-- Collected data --
** Start **

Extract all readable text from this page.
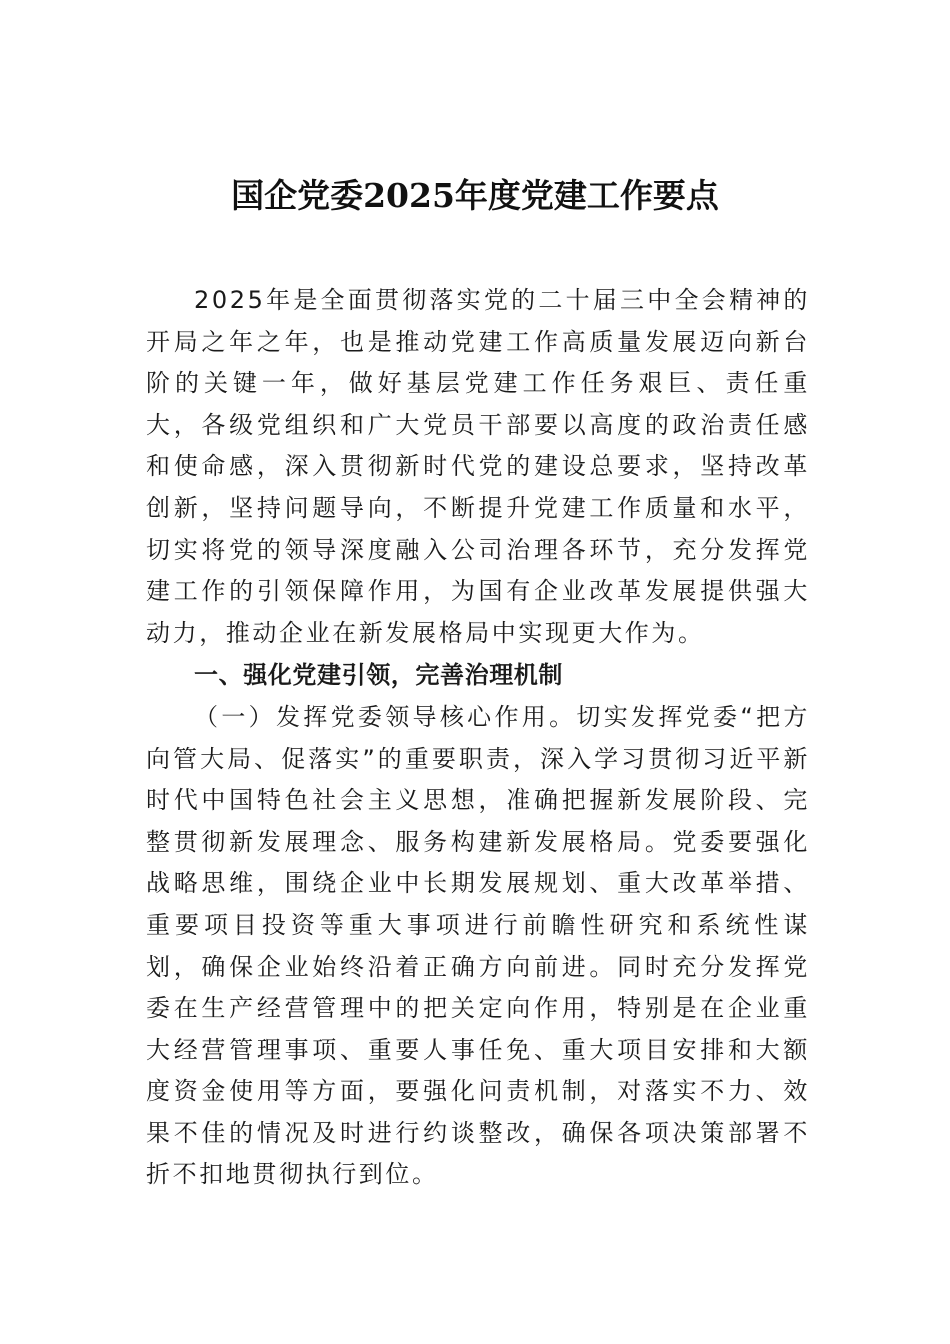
国企党委2025年度党建工作要点

2025年是全面贯彻落实党的二十届三中全会精神的开局之年之年，也是推动党建工作高质量发展迈向新台阶的关键一年，做好基层党建工作任务艰巨、责任重大，各级党组织和广大党员干部要以高度的政治责任感和使命感，深入贯彻新时代党的建设总要求，坚持改革创新，坚持问题导向，不断提升党建工作质量和水平，切实将党的领导深度融入公司治理各环节，充分发挥党建工作的引领保障作用，为国有企业改革发展提供强大动力，推动企业在新发展格局中实现更大作为。

一、强化党建引领，完善治理机制

（一）发挥党委领导核心作用。切实发挥党委“把方向管大局、促落实”的重要职责，深入学习贯彻习近平新时代中国特色社会主义思想，准确把握新发展阶段、完整贯彻新发展理念、服务构建新发展格局。党委要强化战略思维，围绕企业中长期发展规划、重大改革举措、重要项目投资等重大事项进行前瞻性研究和系统性谋划，确保企业始终沿着正确方向前进。同时充分发挥党委在生产经营管理中的把关定向作用，特别是在企业重大经营管理事项、重要人事任免、重大项目安排和大额度资金使用等方面，要强化问责机制，对落实不力、效果不佳的情况及时进行约谈整改，确保各项决策部署不折不扣地贯彻执行到位。
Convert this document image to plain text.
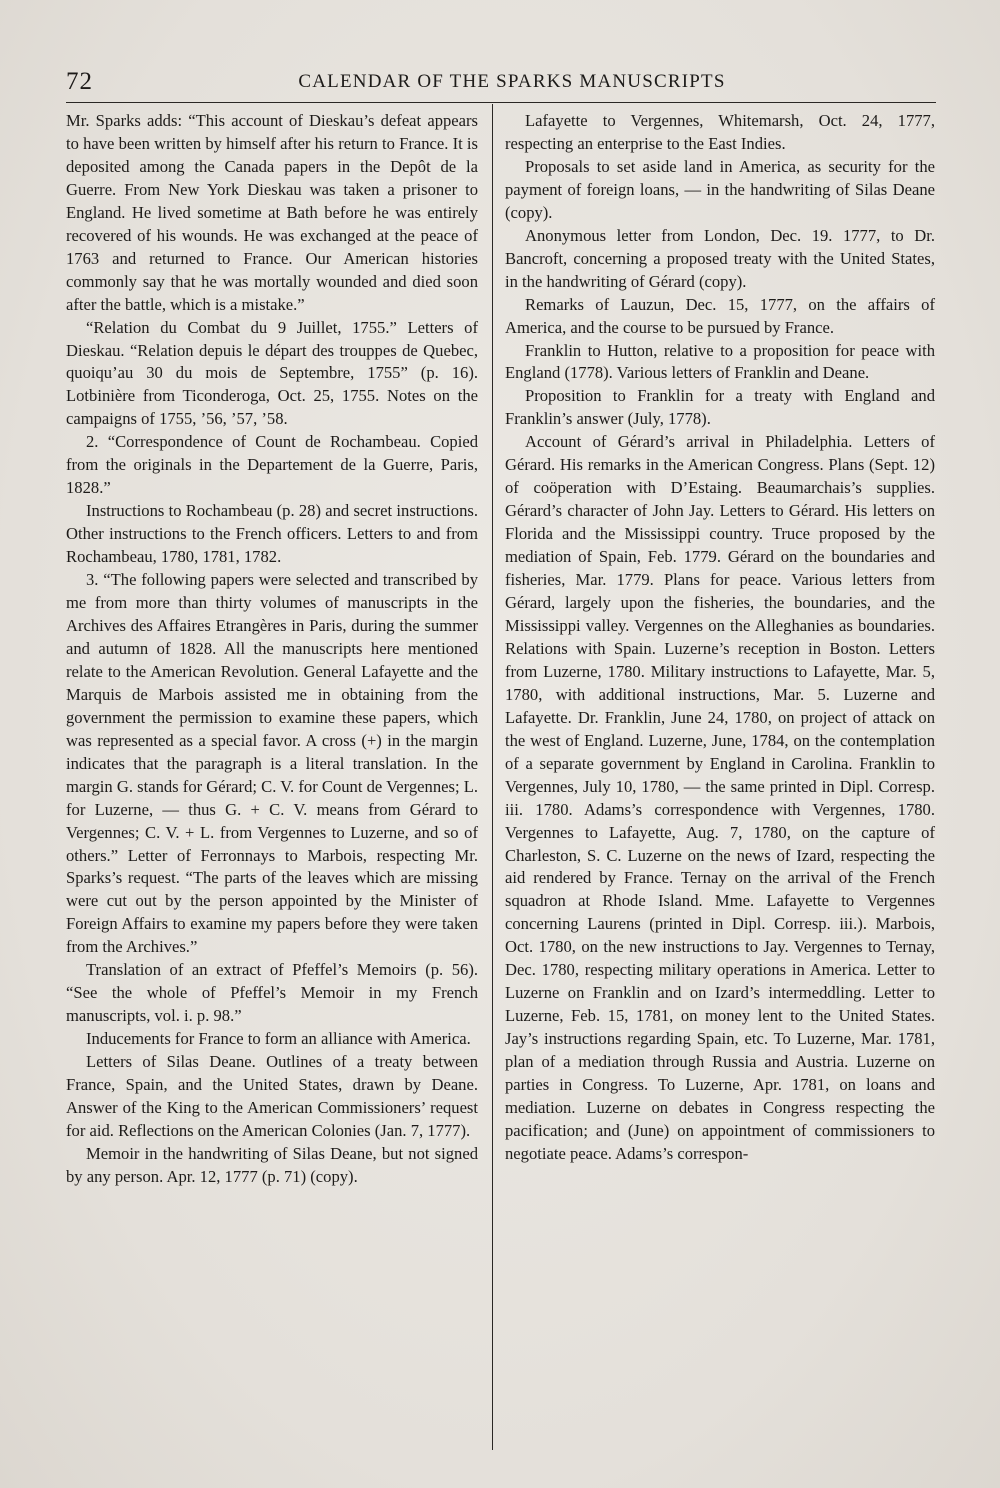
72	CALENDAR OF THE SPARKS MANUSCRIPTS

Mr. Sparks adds: “This account of Dieskau’s defeat appears to have been written by himself after his return to France. It is deposited among the Canada papers in the Depôt de la Guerre. From New York Dieskau was taken a prisoner to England. He lived sometime at Bath before he was entirely recovered of his wounds. He was exchanged at the peace of 1763 and returned to France. Our American histories commonly say that he was mortally wounded and died soon after the battle, which is a mistake.”

“Relation du Combat du 9 Juillet, 1755.” Letters of Dieskau. “Relation depuis le départ des trouppes de Quebec, quoiqu’au 30 du mois de Septembre, 1755” (p. 16). Lotbinière from Ticonderoga, Oct. 25, 1755. Notes on the campaigns of 1755, ’56, ’57, ’58.

2. “Correspondence of Count de Rochambeau. Copied from the originals in the Departement de la Guerre, Paris, 1828.”

Instructions to Rochambeau (p. 28) and secret instructions. Other instructions to the French officers. Letters to and from Rochambeau, 1780, 1781, 1782.

3. “The following papers were selected and transcribed by me from more than thirty volumes of manuscripts in the Archives des Affaires Etrangères in Paris, during the summer and autumn of 1828. All the manuscripts here mentioned relate to the American Revolution. General Lafayette and the Marquis de Marbois assisted me in obtaining from the government the permission to examine these papers, which was represented as a special favor. A cross (+) in the margin indicates that the paragraph is a literal translation. In the margin G. stands for Gérard; C. V. for Count de Vergennes; L. for Luzerne, — thus G. + C. V. means from Gérard to Vergennes; C. V. + L. from Vergennes to Luzerne, and so of others.” Letter of Ferronnays to Marbois, respecting Mr. Sparks’s request. “The parts of the leaves which are missing were cut out by the person appointed by the Minister of Foreign Affairs to examine my papers before they were taken from the Archives.”

Translation of an extract of Pfeffel’s Memoirs (p. 56). “See the whole of Pfeffel’s Memoir in my French manuscripts, vol. i. p. 98.”

Inducements for France to form an alliance with America.

Letters of Silas Deane. Outlines of a treaty between France, Spain, and the United States, drawn by Deane. Answer of the King to the American Commissioners’ request for aid. Reflections on the American Colonies (Jan. 7, 1777).

Memoir in the handwriting of Silas Deane, but not signed by any person. Apr. 12, 1777 (p. 71) (copy).

Lafayette to Vergennes, Whitemarsh, Oct. 24, 1777, respecting an enterprise to the East Indies.

Proposals to set aside land in America, as security for the payment of foreign loans, — in the handwriting of Silas Deane (copy).

Anonymous letter from London, Dec. 19. 1777, to Dr. Bancroft, concerning a proposed treaty with the United States, in the handwriting of Gérard (copy).

Remarks of Lauzun, Dec. 15, 1777, on the affairs of America, and the course to be pursued by France.

Franklin to Hutton, relative to a proposition for peace with England (1778). Various letters of Franklin and Deane.

Proposition to Franklin for a treaty with England and Franklin’s answer (July, 1778).

Account of Gérard’s arrival in Philadelphia. Letters of Gérard. His remarks in the American Congress. Plans (Sept. 12) of coöperation with D’Estaing. Beaumarchais’s supplies. Gérard’s character of John Jay. Letters to Gérard. His letters on Florida and the Mississippi country. Truce proposed by the mediation of Spain, Feb. 1779. Gérard on the boundaries and fisheries, Mar. 1779. Plans for peace. Various letters from Gérard, largely upon the fisheries, the boundaries, and the Mississippi valley. Vergennes on the Alleghanies as boundaries. Relations with Spain. Luzerne’s reception in Boston. Letters from Luzerne, 1780. Military instructions to Lafayette, Mar. 5, 1780, with additional instructions, Mar. 5. Luzerne and Lafayette. Dr. Franklin, June 24, 1780, on project of attack on the west of England. Luzerne, June, 1784, on the contemplation of a separate government by England in Carolina. Franklin to Vergennes, July 10, 1780, — the same printed in Dipl. Corresp. iii. 1780. Adams’s correspondence with Vergennes, 1780. Vergennes to Lafayette, Aug. 7, 1780, on the capture of Charleston, S. C. Luzerne on the news of Izard, respecting the aid rendered by France. Ternay on the arrival of the French squadron at Rhode Island. Mme. Lafayette to Vergennes concerning Laurens (printed in Dipl. Corresp. iii.). Marbois, Oct. 1780, on the new instructions to Jay. Vergennes to Ternay, Dec. 1780, respecting military operations in America. Letter to Luzerne on Franklin and on Izard’s intermeddling. Letter to Luzerne, Feb. 15, 1781, on money lent to the United States. Jay’s instructions regarding Spain, etc. To Luzerne, Mar. 1781, plan of a mediation through Russia and Austria. Luzerne on parties in Congress. To Luzerne, Apr. 1781, on loans and mediation. Luzerne on debates in Congress respecting the pacification; and (June) on appointment of commissioners to negotiate peace. Adams’s correspon-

** End **

Reproduce the listing above exactly, excluding all pictures.

-- Full output --
Extract all readable text from this page.
国企党委2025年度党建工作要点

2025年是全面贯彻落实党的二十届三中全会精神的开局之年之年，也是推动党建工作高质量发展迈向新台阶的关键一年，做好基层党建工作任务艰巨、责任重大，各级党组织和广大党员干部要以高度的政治责任感和使命感，深入贯彻新时代党的建设总要求，坚持改革创新，坚持问题导向，不断提升党建工作质量和水平，切实将党的领导深度融入公司治理各环节，充分发挥党建工作的引领保障作用，为国有企业改革发展提供强大动力，推动企业在新发展格局中实现更大作为。

一、强化党建引领，完善治理机制

（一）发挥党委领导核心作用。切实发挥党委“把方向管大局、促落实”的重要职责，深入学习贯彻习近平新时代中国特色社会主义思想，准确把握新发展阶段、完整贯彻新发展理念、服务构建新发展格局。党委要强化战略思维，围绕企业中长期发展规划、重大改革举措、重要项目投资等重大事项进行前瞻性研究和系统性谋划，确保企业始终沿着正确方向前进。同时充分发挥党委在生产经营管理中的把关定向作用，特别是在企业重大经营管理事项、重要人事任免、重大项目安排和大额度资金使用等方面，要强化问责机制，对落实不力、效果不佳的情况及时进行约谈整改，确保各项决策部署不折不扣地贯彻执行到位。
Convert this document image to plain text.
72	CALENDAR OF THE SPARKS MANUSCRIPTS

Mr. Sparks adds: “This account of Dieskau’s defeat appears to have been written by himself after his return to France. It is deposited among the Canada papers in the Depôt de la Guerre. From New York Dieskau was taken a prisoner to England. He lived sometime at Bath before he was entirely recovered of his wounds. He was exchanged at the peace of 1763 and returned to France. Our American histories commonly say that he was mortally wounded and died soon after the battle, which is a mistake.”

“Relation du Combat du 9 Juillet, 1755.” Letters of Dieskau. “Relation depuis le départ des trouppes de Quebec, quoiqu’au 30 du mois de Septembre, 1755” (p. 16). Lotbinière from Ticonderoga, Oct. 25, 1755. Notes on the campaigns of 1755, ’56, ’57, ’58.

2. “Correspondence of Count de Rochambeau. Copied from the originals in the Departement de la Guerre, Paris, 1828.”

Instructions to Rochambeau (p. 28) and secret instructions. Other instructions to the French officers. Letters to and from Rochambeau, 1780, 1781, 1782.

3. “The following papers were selected and transcribed by me from more than thirty volumes of manuscripts in the Archives des Affaires Etrangères in Paris, during the summer and autumn of 1828. All the manuscripts here mentioned relate to the American Revolution. General Lafayette and the Marquis de Marbois assisted me in obtaining from the government the permission to examine these papers, which was represented as a special favor. A cross (+) in the margin indicates that the paragraph is a literal translation. In the margin G. stands for Gérard; C. V. for Count de Vergennes; L. for Luzerne, — thus G. + C. V. means from Gérard to Vergennes; C. V. + L. from Vergennes to Luzerne, and so of others.” Letter of Ferronnays to Marbois, respecting Mr. Sparks’s request. “The parts of the leaves which are missing were cut out by the person appointed by the Minister of Foreign Affairs to examine my papers before they were taken from the Archives.”

Translation of an extract of Pfeffel’s Memoirs (p. 56). “See the whole of Pfeffel’s Memoir in my French manuscripts, vol. i. p. 98.”

Inducements for France to form an alliance with America.

Letters of Silas Deane. Outlines of a treaty between France, Spain, and the United States, drawn by Deane. Answer of the King to the American Commissioners’ request for aid. Reflections on the American Colonies (Jan. 7, 1777).

Memoir in the handwriting of Silas Deane, but not signed by any person. Apr. 12, 1777 (p. 71) (copy).

Lafayette to Vergennes, Whitemarsh, Oct. 24, 1777, respecting an enterprise to the East Indies.

Proposals to set aside land in America, as security for the payment of foreign loans, — in the handwriting of Silas Deane (copy).

Anonymous letter from London, Dec. 19. 1777, to Dr. Bancroft, concerning a proposed treaty with the United States, in the handwriting of Gérard (copy).

Remarks of Lauzun, Dec. 15, 1777, on the affairs of America, and the course to be pursued by France.

Franklin to Hutton, relative to a proposition for peace with England (1778). Various letters of Franklin and Deane.

Proposition to Franklin for a treaty with England and Franklin’s answer (July, 1778).

Account of Gérard’s arrival in Philadelphia. Letters of Gérard. His remarks in the American Congress. Plans (Sept. 12) of coöperation with D’Estaing. Beaumarchais’s supplies. Gérard’s character of John Jay. Letters to Gérard. His letters on Florida and the Mississippi country. Truce proposed by the mediation of Spain, Feb. 1779. Gérard on the boundaries and fisheries, Mar. 1779. Plans for peace. Various letters from Gérard, largely upon the fisheries, the boundaries, and the Mississippi valley. Vergennes on the Alleghanies as boundaries. Relations with Spain. Luzerne’s reception in Boston. Letters from Luzerne, 1780. Military instructions to Lafayette, Mar. 5, 1780, with additional instructions, Mar. 5. Luzerne and Lafayette. Dr. Franklin, June 24, 1780, on project of attack on the west of England. Luzerne, June, 1784, on the contemplation of a separate government by England in Carolina. Franklin to Vergennes, July 10, 1780, — the same printed in Dipl. Corresp. iii. 1780. Adams’s correspondence with Vergennes, 1780. Vergennes to Lafayette, Aug. 7, 1780, on the capture of Charleston, S. C. Luzerne on the news of Izard, respecting the aid rendered by France. Ternay on the arrival of the French squadron at Rhode Island. Mme. Lafayette to Vergennes concerning Laurens (printed in Dipl. Corresp. iii.). Marbois, Oct. 1780, on the new instructions to Jay. Vergennes to Ternay, Dec. 1780, respecting military operations in America. Letter to Luzerne on Franklin and on Izard’s intermeddling. Letter to Luzerne, Feb. 15, 1781, on money lent to the United States. Jay’s instructions regarding Spain, etc. To Luzerne, Mar. 1781, plan of a mediation through Russia and Austria. Luzerne on parties in Congress. To Luzerne, Apr. 1781, on loans and mediation. Luzerne on debates in Congress respecting the pacification; and (June) on appointment of commissioners to negotiate peace. Adams’s correspon-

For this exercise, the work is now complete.